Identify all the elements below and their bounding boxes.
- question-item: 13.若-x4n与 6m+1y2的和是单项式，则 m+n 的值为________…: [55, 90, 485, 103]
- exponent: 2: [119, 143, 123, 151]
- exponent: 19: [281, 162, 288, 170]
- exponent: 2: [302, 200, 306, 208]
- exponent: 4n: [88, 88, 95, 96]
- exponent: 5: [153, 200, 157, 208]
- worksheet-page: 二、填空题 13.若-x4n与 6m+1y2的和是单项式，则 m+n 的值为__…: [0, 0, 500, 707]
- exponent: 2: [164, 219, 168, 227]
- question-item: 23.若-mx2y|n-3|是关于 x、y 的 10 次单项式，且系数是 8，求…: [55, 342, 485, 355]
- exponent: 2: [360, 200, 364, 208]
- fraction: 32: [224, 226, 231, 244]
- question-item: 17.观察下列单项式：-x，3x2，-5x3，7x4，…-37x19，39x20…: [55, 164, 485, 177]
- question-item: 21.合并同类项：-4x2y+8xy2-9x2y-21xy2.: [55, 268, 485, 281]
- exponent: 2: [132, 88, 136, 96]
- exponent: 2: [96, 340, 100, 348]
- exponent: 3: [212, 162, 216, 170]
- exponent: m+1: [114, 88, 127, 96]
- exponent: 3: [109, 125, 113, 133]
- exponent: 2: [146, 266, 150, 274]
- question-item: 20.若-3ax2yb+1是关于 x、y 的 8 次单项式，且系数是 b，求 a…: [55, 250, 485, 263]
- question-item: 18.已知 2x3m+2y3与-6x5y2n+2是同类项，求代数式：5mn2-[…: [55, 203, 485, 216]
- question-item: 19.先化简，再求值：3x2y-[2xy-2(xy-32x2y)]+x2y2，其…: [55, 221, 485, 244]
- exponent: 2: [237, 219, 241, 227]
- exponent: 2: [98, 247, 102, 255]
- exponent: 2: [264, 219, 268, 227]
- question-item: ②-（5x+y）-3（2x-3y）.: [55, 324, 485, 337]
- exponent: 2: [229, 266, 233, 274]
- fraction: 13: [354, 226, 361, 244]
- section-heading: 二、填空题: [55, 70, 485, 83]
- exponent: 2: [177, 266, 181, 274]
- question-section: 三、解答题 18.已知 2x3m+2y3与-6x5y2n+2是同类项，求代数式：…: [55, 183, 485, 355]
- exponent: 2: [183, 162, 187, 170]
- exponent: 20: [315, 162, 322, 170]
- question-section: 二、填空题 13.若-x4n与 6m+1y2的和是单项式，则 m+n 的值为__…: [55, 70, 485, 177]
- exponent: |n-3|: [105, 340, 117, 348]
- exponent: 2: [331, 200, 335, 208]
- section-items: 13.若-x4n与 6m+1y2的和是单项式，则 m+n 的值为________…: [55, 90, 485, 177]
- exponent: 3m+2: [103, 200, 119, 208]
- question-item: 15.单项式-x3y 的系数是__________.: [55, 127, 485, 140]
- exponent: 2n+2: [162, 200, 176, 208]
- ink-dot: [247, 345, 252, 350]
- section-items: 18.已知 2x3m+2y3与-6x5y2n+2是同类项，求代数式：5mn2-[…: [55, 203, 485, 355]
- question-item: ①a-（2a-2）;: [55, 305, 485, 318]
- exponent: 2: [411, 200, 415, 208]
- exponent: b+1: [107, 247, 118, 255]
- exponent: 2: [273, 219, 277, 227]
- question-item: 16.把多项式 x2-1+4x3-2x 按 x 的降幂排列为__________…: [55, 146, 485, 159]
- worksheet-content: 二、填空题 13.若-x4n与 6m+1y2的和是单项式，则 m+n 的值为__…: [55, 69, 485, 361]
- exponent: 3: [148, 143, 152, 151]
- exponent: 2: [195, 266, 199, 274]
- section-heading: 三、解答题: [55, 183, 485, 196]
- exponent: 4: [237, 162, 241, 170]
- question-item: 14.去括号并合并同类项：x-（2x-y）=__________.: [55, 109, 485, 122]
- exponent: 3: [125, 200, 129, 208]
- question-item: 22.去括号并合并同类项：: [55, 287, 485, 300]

********************

* [Your objective]:
Could you lay out the rows as a Markdown table with the columns No. and Text, starting at the first row and ending at the one containing "- exponent: 2: [164, 219, 168, 227]", both included, with blank lines left out?

* [Solution below]:
| No. | Text |
|---|---|
| 1 | Identify all the elements below and their bounding boxes. |
| 2 | - question-item: 13.若-x4n与 6m+1y2的和是单项式，则 m+n 的值为________…: [55, 90, 485, 103] |
| 3 | - exponent: 2: [119, 143, 123, 151] |
| 4 | - exponent: 19: [281, 162, 288, 170] |
| 5 | - exponent: 2: [302, 200, 306, 208] |
| 6 | - exponent: 4n: [88, 88, 95, 96] |
| 7 | - exponent: 5: [153, 200, 157, 208] |
| 8 | - worksheet-page: 二、填空题 13.若-x4n与 6m+1y2的和是单项式，则 m+n 的值为__…: [0, 0, 500, 707] |
| 9 | - exponent: 2: [164, 219, 168, 227] |